* Begin *

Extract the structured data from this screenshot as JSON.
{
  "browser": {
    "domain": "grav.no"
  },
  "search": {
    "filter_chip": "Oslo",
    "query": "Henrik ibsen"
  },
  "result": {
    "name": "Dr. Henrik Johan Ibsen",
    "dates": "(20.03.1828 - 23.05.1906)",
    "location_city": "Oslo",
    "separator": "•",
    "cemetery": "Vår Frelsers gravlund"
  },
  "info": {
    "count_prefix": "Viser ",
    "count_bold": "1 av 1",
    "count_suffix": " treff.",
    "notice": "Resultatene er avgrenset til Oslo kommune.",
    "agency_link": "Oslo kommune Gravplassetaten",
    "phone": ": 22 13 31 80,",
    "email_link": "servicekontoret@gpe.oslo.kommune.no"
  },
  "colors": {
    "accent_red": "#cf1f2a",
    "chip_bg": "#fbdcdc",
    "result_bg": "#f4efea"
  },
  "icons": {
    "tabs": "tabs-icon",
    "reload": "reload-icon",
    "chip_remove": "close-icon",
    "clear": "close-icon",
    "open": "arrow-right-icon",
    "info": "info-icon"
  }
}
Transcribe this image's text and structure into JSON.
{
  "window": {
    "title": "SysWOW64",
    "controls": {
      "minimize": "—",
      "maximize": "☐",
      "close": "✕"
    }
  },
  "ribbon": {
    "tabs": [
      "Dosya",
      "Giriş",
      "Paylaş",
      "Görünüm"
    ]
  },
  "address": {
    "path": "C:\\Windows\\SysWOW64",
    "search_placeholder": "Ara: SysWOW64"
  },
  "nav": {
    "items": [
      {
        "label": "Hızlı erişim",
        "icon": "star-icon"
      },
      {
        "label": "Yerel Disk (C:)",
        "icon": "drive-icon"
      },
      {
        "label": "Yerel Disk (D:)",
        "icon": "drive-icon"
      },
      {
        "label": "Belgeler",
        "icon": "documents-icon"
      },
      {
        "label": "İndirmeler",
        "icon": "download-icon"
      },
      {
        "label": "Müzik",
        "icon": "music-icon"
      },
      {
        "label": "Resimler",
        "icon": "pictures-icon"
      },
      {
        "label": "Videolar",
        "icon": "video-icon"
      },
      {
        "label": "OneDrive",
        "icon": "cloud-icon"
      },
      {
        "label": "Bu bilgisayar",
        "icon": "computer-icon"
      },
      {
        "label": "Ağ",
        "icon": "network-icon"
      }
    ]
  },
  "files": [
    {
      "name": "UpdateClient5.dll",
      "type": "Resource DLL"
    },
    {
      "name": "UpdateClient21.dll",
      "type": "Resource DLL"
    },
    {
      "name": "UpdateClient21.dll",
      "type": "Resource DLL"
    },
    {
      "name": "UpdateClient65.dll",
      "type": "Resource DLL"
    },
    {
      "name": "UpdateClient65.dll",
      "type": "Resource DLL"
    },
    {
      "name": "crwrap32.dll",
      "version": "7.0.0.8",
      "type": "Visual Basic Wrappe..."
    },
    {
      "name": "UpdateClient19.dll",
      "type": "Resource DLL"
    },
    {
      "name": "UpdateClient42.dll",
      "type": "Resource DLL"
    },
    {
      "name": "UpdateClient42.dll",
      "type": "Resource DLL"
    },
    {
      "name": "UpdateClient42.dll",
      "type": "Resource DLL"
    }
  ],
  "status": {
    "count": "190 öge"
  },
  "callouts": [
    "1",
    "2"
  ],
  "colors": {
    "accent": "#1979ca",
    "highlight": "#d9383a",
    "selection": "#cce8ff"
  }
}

* End *

◆ **PROMPT**
Check each line of the data above for the word "label" and say how many lines contain it, giving nothing besides the number.

◆ **THE SOLUTION**
11